Stored data.
•••

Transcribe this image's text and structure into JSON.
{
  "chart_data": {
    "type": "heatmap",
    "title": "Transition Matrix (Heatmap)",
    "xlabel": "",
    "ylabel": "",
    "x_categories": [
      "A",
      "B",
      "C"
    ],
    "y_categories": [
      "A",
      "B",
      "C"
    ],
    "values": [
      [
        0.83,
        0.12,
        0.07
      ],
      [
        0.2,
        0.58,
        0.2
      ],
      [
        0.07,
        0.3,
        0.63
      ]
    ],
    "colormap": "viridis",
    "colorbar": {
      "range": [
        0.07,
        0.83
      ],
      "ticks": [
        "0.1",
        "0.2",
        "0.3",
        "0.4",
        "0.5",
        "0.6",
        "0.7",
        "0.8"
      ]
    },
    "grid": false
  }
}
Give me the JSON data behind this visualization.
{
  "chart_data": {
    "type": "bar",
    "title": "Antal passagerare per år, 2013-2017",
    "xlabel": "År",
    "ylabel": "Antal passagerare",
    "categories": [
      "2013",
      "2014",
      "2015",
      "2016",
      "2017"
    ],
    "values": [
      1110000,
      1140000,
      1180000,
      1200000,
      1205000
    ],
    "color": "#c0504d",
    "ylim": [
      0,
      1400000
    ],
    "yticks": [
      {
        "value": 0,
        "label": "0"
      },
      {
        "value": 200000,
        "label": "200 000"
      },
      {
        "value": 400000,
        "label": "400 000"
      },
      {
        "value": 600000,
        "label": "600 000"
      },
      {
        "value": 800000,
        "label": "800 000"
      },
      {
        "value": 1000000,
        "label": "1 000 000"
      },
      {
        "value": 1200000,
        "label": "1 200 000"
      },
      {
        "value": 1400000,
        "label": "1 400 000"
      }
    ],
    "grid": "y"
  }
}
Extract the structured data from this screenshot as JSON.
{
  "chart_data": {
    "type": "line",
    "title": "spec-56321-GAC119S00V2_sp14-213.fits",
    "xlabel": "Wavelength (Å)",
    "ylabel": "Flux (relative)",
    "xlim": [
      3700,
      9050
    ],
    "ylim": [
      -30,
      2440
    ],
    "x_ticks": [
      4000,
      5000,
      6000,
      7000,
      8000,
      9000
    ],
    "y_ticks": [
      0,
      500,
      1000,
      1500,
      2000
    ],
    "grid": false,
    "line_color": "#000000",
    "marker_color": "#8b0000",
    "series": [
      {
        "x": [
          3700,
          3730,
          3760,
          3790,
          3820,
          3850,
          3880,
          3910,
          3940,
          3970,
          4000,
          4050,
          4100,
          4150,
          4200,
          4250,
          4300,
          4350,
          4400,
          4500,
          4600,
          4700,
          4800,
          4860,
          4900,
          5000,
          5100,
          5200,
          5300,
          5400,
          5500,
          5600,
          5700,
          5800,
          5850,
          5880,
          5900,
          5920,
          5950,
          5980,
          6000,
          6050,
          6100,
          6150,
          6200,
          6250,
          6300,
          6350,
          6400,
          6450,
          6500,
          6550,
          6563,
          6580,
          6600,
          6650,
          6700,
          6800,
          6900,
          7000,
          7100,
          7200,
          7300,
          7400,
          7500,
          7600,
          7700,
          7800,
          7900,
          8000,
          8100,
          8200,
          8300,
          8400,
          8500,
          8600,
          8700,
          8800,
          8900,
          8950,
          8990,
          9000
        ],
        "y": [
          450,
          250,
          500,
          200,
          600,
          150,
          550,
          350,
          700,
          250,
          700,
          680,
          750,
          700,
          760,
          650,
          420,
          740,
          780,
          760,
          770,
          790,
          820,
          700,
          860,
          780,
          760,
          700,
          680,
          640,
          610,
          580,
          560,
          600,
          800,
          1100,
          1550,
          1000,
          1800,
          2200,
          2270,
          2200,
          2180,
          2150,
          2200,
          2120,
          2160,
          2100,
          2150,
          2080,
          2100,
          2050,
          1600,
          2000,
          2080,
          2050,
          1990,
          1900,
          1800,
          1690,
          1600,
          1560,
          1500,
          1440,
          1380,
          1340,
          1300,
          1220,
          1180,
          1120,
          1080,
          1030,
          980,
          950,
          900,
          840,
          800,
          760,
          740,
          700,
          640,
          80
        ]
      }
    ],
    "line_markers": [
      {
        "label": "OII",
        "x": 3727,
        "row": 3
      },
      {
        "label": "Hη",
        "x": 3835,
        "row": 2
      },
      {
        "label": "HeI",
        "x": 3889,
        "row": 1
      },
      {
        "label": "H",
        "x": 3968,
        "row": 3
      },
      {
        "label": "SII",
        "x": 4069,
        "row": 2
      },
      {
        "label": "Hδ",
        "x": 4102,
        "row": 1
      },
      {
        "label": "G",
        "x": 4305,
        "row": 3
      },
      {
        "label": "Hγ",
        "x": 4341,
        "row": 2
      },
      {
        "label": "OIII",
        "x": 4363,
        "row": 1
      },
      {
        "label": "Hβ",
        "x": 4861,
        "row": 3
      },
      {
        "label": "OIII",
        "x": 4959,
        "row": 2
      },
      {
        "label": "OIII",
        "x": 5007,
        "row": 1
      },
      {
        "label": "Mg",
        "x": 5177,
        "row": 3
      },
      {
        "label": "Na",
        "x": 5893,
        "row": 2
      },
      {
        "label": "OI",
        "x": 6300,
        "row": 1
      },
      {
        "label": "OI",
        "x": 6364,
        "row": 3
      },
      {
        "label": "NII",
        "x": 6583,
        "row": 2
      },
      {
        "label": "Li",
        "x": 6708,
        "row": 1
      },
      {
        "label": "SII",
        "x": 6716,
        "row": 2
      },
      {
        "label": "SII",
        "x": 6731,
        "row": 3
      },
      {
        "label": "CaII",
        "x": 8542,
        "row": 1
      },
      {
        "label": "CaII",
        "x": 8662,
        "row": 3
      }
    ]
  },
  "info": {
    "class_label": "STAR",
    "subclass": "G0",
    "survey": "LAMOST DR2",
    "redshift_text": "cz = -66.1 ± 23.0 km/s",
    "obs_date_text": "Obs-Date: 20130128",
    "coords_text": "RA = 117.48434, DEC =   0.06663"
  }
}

•••

Problem to work on. Exactly reproduce every record.

Task response.
Transcribe this image's text and structure into JSON.
{
  "chart_data": {
    "type": "heatmap",
    "title": "Transition Matrix (Heatmap)",
    "xlabel": "",
    "ylabel": "",
    "x_categories": [
      "A",
      "B",
      "C"
    ],
    "y_categories": [
      "A",
      "B",
      "C"
    ],
    "values": [
      [
        0.83,
        0.12,
        0.07
      ],
      [
        0.2,
        0.58,
        0.2
      ],
      [
        0.07,
        0.3,
        0.63
      ]
    ],
    "colormap": "viridis",
    "colorbar": {
      "range": [
        0.07,
        0.83
      ],
      "ticks": [
        "0.1",
        "0.2",
        "0.3",
        "0.4",
        "0.5",
        "0.6",
        "0.7",
        "0.8"
      ]
    },
    "grid": false
  }
}
Give me the JSON data behind this visualization.
{
  "chart_data": {
    "type": "bar",
    "title": "Antal passagerare per år, 2013-2017",
    "xlabel": "År",
    "ylabel": "Antal passagerare",
    "categories": [
      "2013",
      "2014",
      "2015",
      "2016",
      "2017"
    ],
    "values": [
      1110000,
      1140000,
      1180000,
      1200000,
      1205000
    ],
    "color": "#c0504d",
    "ylim": [
      0,
      1400000
    ],
    "yticks": [
      {
        "value": 0,
        "label": "0"
      },
      {
        "value": 200000,
        "label": "200 000"
      },
      {
        "value": 400000,
        "label": "400 000"
      },
      {
        "value": 600000,
        "label": "600 000"
      },
      {
        "value": 800000,
        "label": "800 000"
      },
      {
        "value": 1000000,
        "label": "1 000 000"
      },
      {
        "value": 1200000,
        "label": "1 200 000"
      },
      {
        "value": 1400000,
        "label": "1 400 000"
      }
    ],
    "grid": "y"
  }
}
Extract the structured data from this screenshot as JSON.
{
  "chart_data": {
    "type": "line",
    "title": "spec-56321-GAC119S00V2_sp14-213.fits",
    "xlabel": "Wavelength (Å)",
    "ylabel": "Flux (relative)",
    "xlim": [
      3700,
      9050
    ],
    "ylim": [
      -30,
      2440
    ],
    "x_ticks": [
      4000,
      5000,
      6000,
      7000,
      8000,
      9000
    ],
    "y_ticks": [
      0,
      500,
      1000,
      1500,
      2000
    ],
    "grid": false,
    "line_color": "#000000",
    "marker_color": "#8b0000",
    "series": [
      {
        "x": [
          3700,
          3730,
          3760,
          3790,
          3820,
          3850,
          3880,
          3910,
          3940,
          3970,
          4000,
          4050,
          4100,
          4150,
          4200,
          4250,
          4300,
          4350,
          4400,
          4500,
          4600,
          4700,
          4800,
          4860,
          4900,
          5000,
          5100,
          5200,
          5300,
          5400,
          5500,
          5600,
          5700,
          5800,
          5850,
          5880,
          5900,
          5920,
          5950,
          5980,
          6000,
          6050,
          6100,
          6150,
          6200,
          6250,
          6300,
          6350,
          6400,
          6450,
          6500,
          6550,
          6563,
          6580,
          6600,
          6650,
          6700,
          6800,
          6900,
          7000,
          7100,
          7200,
          7300,
          7400,
          7500,
          7600,
          7700,
          7800,
          7900,
          8000,
          8100,
          8200,
          8300,
          8400,
          8500,
          8600,
          8700,
          8800,
          8900,
          8950,
          8990,
          9000
        ],
        "y": [
          450,
          250,
          500,
          200,
          600,
          150,
          550,
          350,
          700,
          250,
          700,
          680,
          750,
          700,
          760,
          650,
          420,
          740,
          780,
          760,
          770,
          790,
          820,
          700,
          860,
          780,
          760,
          700,
          680,
          640,
          610,
          580,
          560,
          600,
          800,
          1100,
          1550,
          1000,
          1800,
          2200,
          2270,
          2200,
          2180,
          2150,
          2200,
          2120,
          2160,
          2100,
          2150,
          2080,
          2100,
          2050,
          1600,
          2000,
          2080,
          2050,
          1990,
          1900,
          1800,
          1690,
          1600,
          1560,
          1500,
          1440,
          1380,
          1340,
          1300,
          1220,
          1180,
          1120,
          1080,
          1030,
          980,
          950,
          900,
          840,
          800,
          760,
          740,
          700,
          640,
          80
        ]
      }
    ],
    "line_markers": [
      {
        "label": "OII",
        "x": 3727,
        "row": 3
      },
      {
        "label": "Hη",
        "x": 3835,
        "row": 2
      },
      {
        "label": "HeI",
        "x": 3889,
        "row": 1
      },
      {
        "label": "H",
        "x": 3968,
        "row": 3
      },
      {
        "label": "SII",
        "x": 4069,
        "row": 2
      },
      {
        "label": "Hδ",
        "x": 4102,
        "row": 1
      },
      {
        "label": "G",
        "x": 4305,
        "row": 3
      },
      {
        "label": "Hγ",
        "x": 4341,
        "row": 2
      },
      {
        "label": "OIII",
        "x": 4363,
        "row": 1
      },
      {
        "label": "Hβ",
        "x": 4861,
        "row": 3
      },
      {
        "label": "OIII",
        "x": 4959,
        "row": 2
      },
      {
        "label": "OIII",
        "x": 5007,
        "row": 1
      },
      {
        "label": "Mg",
        "x": 5177,
        "row": 3
      },
      {
        "label": "Na",
        "x": 5893,
        "row": 2
      },
      {
        "label": "OI",
        "x": 6300,
        "row": 1
      },
      {
        "label": "OI",
        "x": 6364,
        "row": 3
      },
      {
        "label": "NII",
        "x": 6583,
        "row": 2
      },
      {
        "label": "Li",
        "x": 6708,
        "row": 1
      },
      {
        "label": "SII",
        "x": 6716,
        "row": 2
      },
      {
        "label": "SII",
        "x": 6731,
        "row": 3
      },
      {
        "label": "CaII",
        "x": 8542,
        "row": 1
      },
      {
        "label": "CaII",
        "x": 8662,
        "row": 3
      }
    ]
  },
  "info": {
    "class_label": "STAR",
    "subclass": "G0",
    "survey": "LAMOST DR2",
    "redshift_text": "cz = -66.1 ± 23.0 km/s",
    "obs_date_text": "Obs-Date: 20130128",
    "coords_text": "RA = 117.48434, DEC =   0.06663"
  }
}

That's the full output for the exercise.